* Problem description: Out of the lines below, please list those that hold the string "Device".

-------- Dataset records

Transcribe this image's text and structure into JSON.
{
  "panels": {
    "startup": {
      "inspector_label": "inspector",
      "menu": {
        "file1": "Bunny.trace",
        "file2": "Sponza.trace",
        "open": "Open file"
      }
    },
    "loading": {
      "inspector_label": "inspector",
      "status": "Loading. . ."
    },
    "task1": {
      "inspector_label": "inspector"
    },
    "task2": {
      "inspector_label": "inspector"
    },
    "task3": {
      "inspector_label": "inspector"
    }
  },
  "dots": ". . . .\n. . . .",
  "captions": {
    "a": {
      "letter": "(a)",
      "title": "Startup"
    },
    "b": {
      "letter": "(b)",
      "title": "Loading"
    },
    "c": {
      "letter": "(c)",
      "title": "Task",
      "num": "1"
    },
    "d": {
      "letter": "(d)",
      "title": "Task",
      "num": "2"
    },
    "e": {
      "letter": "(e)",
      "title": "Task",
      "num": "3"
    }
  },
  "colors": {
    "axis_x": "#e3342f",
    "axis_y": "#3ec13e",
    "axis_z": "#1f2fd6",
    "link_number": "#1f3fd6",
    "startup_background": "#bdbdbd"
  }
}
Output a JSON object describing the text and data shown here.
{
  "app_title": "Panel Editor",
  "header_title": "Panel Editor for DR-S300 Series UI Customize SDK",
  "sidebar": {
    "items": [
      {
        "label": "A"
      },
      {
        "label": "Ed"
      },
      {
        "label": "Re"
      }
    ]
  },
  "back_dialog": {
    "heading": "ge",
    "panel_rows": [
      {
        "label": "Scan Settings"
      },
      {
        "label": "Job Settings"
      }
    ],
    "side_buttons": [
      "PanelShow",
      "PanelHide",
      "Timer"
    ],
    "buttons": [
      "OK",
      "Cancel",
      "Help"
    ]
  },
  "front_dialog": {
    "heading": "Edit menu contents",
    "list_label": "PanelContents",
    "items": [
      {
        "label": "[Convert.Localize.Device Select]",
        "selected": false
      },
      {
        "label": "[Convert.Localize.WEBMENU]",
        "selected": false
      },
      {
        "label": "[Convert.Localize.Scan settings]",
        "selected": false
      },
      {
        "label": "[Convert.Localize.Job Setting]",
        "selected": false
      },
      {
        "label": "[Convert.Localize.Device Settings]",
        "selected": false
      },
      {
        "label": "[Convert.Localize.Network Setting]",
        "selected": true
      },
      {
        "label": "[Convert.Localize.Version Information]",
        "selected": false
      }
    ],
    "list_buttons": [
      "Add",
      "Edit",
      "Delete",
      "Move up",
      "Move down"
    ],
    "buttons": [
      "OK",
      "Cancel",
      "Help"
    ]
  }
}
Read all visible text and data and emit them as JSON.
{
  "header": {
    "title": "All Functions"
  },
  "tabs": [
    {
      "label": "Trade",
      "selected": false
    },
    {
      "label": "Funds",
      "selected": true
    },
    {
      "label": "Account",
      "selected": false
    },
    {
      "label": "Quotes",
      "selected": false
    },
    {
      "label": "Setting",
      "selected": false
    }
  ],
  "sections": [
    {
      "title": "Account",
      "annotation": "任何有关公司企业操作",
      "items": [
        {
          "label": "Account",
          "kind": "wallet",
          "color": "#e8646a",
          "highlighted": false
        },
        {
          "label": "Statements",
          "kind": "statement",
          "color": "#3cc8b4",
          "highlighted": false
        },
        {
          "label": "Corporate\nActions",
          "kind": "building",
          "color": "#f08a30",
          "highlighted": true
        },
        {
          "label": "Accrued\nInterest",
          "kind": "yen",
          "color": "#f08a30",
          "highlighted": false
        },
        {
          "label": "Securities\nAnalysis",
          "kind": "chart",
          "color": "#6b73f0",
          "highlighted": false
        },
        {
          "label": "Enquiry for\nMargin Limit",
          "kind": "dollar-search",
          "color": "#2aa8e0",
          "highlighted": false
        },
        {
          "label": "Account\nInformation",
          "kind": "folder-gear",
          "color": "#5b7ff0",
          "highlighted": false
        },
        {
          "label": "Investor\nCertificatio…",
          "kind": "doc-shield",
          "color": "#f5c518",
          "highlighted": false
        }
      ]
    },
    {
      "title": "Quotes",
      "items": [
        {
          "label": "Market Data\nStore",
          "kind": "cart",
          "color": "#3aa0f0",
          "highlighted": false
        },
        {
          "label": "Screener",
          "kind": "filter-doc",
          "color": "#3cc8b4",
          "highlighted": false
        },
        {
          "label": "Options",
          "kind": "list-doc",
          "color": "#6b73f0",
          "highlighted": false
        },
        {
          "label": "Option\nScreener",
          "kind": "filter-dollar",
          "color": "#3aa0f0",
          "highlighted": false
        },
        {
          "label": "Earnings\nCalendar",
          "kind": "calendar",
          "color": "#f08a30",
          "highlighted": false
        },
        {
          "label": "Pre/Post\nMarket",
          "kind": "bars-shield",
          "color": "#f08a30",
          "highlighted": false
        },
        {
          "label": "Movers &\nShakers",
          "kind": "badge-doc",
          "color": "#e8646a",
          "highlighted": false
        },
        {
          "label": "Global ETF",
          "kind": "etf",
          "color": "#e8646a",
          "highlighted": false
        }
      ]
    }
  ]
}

----------------

* Exercise solution:
        "label": "[Convert.Localize.Device Select]",
        "label": "[Convert.Localize.Device Settings]",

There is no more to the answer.